▶ **Given problem**:
Write the records below out again exactly as given, with no images.

(Dataset items)

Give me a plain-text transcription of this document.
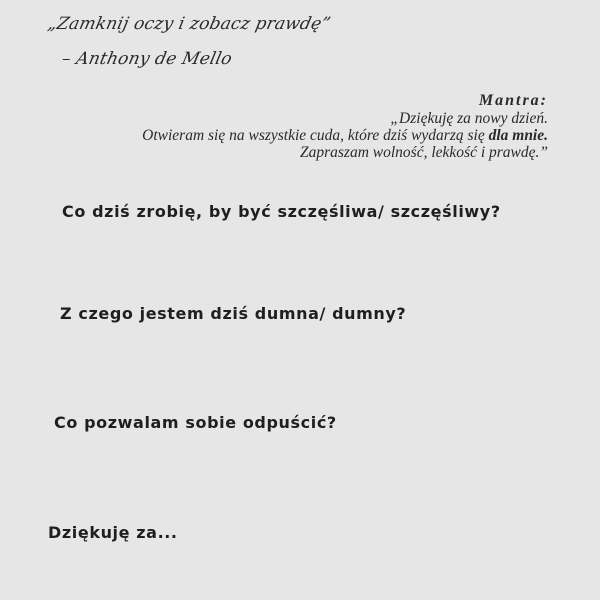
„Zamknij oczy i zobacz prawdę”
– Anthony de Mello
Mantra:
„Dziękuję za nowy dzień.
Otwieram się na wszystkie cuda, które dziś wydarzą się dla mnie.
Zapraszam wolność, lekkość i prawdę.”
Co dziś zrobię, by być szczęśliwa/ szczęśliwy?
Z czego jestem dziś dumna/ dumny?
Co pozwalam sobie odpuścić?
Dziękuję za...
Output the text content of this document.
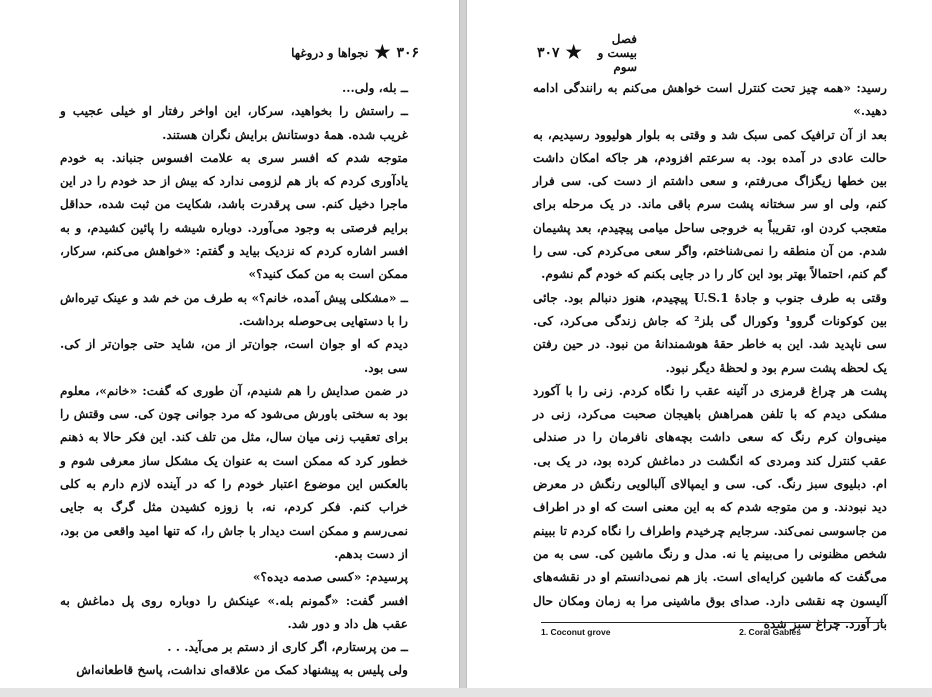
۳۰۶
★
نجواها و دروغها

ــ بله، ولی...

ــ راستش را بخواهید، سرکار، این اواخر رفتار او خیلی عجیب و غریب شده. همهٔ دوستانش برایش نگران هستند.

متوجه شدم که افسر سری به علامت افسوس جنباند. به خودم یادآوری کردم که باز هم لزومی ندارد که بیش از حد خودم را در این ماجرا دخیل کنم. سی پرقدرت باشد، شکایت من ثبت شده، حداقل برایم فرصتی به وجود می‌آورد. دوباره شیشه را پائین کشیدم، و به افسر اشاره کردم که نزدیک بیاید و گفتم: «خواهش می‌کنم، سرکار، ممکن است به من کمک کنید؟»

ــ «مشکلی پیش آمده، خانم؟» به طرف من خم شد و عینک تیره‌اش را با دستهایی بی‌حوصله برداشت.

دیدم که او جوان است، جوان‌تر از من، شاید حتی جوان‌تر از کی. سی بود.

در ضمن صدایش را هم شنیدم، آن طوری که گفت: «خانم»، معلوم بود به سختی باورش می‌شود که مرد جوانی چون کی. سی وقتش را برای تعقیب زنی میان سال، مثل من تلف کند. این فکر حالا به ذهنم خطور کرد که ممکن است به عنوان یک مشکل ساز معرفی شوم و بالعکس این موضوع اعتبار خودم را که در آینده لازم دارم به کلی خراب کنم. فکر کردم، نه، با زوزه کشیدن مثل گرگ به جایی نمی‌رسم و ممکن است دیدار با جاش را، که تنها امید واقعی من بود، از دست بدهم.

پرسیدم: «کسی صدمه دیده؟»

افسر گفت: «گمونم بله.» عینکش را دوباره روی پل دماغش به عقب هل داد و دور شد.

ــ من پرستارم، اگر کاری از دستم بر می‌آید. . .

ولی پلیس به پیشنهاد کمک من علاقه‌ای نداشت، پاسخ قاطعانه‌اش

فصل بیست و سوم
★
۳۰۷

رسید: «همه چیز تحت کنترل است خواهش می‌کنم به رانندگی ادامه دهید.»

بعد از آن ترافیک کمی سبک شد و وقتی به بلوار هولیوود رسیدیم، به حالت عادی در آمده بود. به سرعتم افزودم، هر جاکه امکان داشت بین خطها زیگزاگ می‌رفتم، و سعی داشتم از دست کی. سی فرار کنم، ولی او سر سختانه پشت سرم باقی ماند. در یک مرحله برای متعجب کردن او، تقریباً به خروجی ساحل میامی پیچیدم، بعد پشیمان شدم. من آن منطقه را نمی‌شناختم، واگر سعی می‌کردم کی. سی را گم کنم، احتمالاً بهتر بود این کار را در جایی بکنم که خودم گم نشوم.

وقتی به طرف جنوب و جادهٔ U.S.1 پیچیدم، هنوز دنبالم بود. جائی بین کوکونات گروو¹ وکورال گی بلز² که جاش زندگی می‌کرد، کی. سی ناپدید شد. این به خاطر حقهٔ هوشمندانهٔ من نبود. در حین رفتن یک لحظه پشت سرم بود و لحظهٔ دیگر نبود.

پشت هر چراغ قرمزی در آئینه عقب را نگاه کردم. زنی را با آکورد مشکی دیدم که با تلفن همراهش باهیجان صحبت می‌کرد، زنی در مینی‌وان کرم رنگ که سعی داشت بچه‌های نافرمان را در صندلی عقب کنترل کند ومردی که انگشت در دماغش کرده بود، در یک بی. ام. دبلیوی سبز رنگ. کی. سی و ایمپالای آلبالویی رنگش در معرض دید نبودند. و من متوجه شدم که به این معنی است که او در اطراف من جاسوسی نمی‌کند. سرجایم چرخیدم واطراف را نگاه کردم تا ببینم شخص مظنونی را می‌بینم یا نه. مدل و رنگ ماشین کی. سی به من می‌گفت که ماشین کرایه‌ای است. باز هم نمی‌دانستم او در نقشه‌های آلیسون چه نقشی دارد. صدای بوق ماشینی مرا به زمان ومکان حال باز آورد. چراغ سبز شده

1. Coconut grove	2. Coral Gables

▶ **Complete response**:
Give me a plain-text transcription of this document.
„Zamknij oczy i zobacz prawdę”
– Anthony de Mello
Mantra:
„Dziękuję za nowy dzień.
Otwieram się na wszystkie cuda, które dziś wydarzą się dla mnie.
Zapraszam wolność, lekkość i prawdę.”
Co dziś zrobię, by być szczęśliwa/ szczęśliwy?
Z czego jestem dziś dumna/ dumny?
Co pozwalam sobie odpuścić?
Dziękuję za...
Output the text content of this document.
۳۰۶
★
نجواها و دروغها

ــ بله، ولی...

ــ راستش را بخواهید، سرکار، این اواخر رفتار او خیلی عجیب و غریب شده. همهٔ دوستانش برایش نگران هستند.

متوجه شدم که افسر سری به علامت افسوس جنباند. به خودم یادآوری کردم که باز هم لزومی ندارد که بیش از حد خودم را در این ماجرا دخیل کنم. سی پرقدرت باشد، شکایت من ثبت شده، حداقل برایم فرصتی به وجود می‌آورد. دوباره شیشه را پائین کشیدم، و به افسر اشاره کردم که نزدیک بیاید و گفتم: «خواهش می‌کنم، سرکار، ممکن است به من کمک کنید؟»

ــ «مشکلی پیش آمده، خانم؟» به طرف من خم شد و عینک تیره‌اش را با دستهایی بی‌حوصله برداشت.

دیدم که او جوان است، جوان‌تر از من، شاید حتی جوان‌تر از کی. سی بود.

در ضمن صدایش را هم شنیدم، آن طوری که گفت: «خانم»، معلوم بود به سختی باورش می‌شود که مرد جوانی چون کی. سی وقتش را برای تعقیب زنی میان سال، مثل من تلف کند. این فکر حالا به ذهنم خطور کرد که ممکن است به عنوان یک مشکل ساز معرفی شوم و بالعکس این موضوع اعتبار خودم را که در آینده لازم دارم به کلی خراب کنم. فکر کردم، نه، با زوزه کشیدن مثل گرگ به جایی نمی‌رسم و ممکن است دیدار با جاش را، که تنها امید واقعی من بود، از دست بدهم.

پرسیدم: «کسی صدمه دیده؟»

افسر گفت: «گمونم بله.» عینکش را دوباره روی پل دماغش به عقب هل داد و دور شد.

ــ من پرستارم، اگر کاری از دستم بر می‌آید. . .

ولی پلیس به پیشنهاد کمک من علاقه‌ای نداشت، پاسخ قاطعانه‌اش

فصل بیست و سوم
★
۳۰۷

رسید: «همه چیز تحت کنترل است خواهش می‌کنم به رانندگی ادامه دهید.»

بعد از آن ترافیک کمی سبک شد و وقتی به بلوار هولیوود رسیدیم، به حالت عادی در آمده بود. به سرعتم افزودم، هر جاکه امکان داشت بین خطها زیگزاگ می‌رفتم، و سعی داشتم از دست کی. سی فرار کنم، ولی او سر سختانه پشت سرم باقی ماند. در یک مرحله برای متعجب کردن او، تقریباً به خروجی ساحل میامی پیچیدم، بعد پشیمان شدم. من آن منطقه را نمی‌شناختم، واگر سعی می‌کردم کی. سی را گم کنم، احتمالاً بهتر بود این کار را در جایی بکنم که خودم گم نشوم.

وقتی به طرف جنوب و جادهٔ U.S.1 پیچیدم، هنوز دنبالم بود. جائی بین کوکونات گروو¹ وکورال گی بلز² که جاش زندگی می‌کرد، کی. سی ناپدید شد. این به خاطر حقهٔ هوشمندانهٔ من نبود. در حین رفتن یک لحظه پشت سرم بود و لحظهٔ دیگر نبود.

پشت هر چراغ قرمزی در آئینه عقب را نگاه کردم. زنی را با آکورد مشکی دیدم که با تلفن همراهش باهیجان صحبت می‌کرد، زنی در مینی‌وان کرم رنگ که سعی داشت بچه‌های نافرمان را در صندلی عقب کنترل کند ومردی که انگشت در دماغش کرده بود، در یک بی. ام. دبلیوی سبز رنگ. کی. سی و ایمپالای آلبالویی رنگش در معرض دید نبودند. و من متوجه شدم که به این معنی است که او در اطراف من جاسوسی نمی‌کند. سرجایم چرخیدم واطراف را نگاه کردم تا ببینم شخص مظنونی را می‌بینم یا نه. مدل و رنگ ماشین کی. سی به من می‌گفت که ماشین کرایه‌ای است. باز هم نمی‌دانستم او در نقشه‌های آلیسون چه نقشی دارد. صدای بوق ماشینی مرا به زمان ومکان حال باز آورد. چراغ سبز شده

1. Coconut grove	2. Coral Gables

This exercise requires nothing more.